-- CHALLENGE --
Select from the data all lines with the word "color".

-- START DATA SUPPLIED --

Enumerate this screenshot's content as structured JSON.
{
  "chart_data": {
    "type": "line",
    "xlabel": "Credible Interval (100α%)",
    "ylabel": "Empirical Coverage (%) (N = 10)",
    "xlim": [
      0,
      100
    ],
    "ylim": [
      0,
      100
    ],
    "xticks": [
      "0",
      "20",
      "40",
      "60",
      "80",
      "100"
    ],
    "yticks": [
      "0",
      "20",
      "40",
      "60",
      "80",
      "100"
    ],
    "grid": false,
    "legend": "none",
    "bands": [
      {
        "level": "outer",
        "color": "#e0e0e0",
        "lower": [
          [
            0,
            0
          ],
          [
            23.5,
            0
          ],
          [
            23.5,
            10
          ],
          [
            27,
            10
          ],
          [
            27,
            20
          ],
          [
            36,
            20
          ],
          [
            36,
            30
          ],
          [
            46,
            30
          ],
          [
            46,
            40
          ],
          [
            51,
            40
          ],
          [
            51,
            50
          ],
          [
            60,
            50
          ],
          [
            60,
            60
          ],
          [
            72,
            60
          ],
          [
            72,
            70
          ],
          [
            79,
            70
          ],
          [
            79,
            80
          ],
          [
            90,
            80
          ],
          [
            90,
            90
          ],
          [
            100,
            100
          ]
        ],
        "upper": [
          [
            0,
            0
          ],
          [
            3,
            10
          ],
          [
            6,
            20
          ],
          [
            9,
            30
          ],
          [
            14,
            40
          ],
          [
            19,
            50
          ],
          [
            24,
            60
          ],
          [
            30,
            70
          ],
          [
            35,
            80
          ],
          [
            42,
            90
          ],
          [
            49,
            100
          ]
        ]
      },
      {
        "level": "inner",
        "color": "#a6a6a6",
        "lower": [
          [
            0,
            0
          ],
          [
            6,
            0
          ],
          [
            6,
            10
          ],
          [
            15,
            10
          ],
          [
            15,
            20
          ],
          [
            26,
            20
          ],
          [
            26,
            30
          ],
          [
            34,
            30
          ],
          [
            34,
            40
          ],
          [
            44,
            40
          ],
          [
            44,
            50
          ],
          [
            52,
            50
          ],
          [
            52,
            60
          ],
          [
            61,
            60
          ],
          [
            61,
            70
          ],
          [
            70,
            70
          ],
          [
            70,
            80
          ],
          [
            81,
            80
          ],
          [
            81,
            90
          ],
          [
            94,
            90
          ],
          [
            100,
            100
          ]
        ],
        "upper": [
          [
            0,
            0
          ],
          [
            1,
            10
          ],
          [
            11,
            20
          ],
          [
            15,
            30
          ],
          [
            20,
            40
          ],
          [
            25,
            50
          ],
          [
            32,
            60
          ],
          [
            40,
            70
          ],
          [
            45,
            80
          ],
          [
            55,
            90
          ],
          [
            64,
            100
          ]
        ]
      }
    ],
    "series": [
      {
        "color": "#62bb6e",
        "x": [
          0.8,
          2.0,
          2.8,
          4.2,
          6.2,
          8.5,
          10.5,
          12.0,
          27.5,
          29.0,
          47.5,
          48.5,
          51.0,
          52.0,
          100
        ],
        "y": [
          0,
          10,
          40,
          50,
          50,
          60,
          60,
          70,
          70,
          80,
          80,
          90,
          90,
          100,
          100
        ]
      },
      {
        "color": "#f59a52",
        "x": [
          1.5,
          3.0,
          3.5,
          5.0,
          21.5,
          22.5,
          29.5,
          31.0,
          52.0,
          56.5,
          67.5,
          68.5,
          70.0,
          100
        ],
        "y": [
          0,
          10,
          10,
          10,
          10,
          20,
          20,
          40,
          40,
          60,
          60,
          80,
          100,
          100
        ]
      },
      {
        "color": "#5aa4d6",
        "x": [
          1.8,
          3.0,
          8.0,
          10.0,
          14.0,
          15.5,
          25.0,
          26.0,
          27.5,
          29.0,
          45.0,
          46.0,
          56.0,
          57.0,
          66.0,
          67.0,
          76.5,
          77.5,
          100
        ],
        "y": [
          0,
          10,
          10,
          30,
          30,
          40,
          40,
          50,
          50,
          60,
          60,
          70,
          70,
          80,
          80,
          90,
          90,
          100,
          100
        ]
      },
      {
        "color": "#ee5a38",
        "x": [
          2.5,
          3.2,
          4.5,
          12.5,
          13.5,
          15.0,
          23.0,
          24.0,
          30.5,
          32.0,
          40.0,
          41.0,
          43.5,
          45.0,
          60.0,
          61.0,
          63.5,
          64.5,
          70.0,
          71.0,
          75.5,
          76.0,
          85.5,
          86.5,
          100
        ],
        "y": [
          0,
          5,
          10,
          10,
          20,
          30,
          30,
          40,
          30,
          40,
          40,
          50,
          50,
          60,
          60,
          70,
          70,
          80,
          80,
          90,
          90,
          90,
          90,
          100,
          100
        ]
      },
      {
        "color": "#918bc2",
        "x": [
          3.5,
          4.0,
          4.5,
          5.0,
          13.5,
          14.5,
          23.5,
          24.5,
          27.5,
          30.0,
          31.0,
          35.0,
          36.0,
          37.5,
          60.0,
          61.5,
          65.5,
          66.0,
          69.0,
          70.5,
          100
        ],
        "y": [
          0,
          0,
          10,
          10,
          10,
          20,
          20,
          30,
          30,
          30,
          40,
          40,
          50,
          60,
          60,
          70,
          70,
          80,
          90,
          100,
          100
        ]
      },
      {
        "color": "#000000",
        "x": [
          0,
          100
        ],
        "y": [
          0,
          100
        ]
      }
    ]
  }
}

-- END DATA SUPPLIED --

-- RESULT OF THE EXERCISE --
        "color": "#e0e0e0",
        "color": "#a6a6a6",
        "color": "#62bb6e",
        "color": "#f59a52",
        "color": "#5aa4d6",
        "color": "#ee5a38",
        "color": "#918bc2",
        "color": "#000000",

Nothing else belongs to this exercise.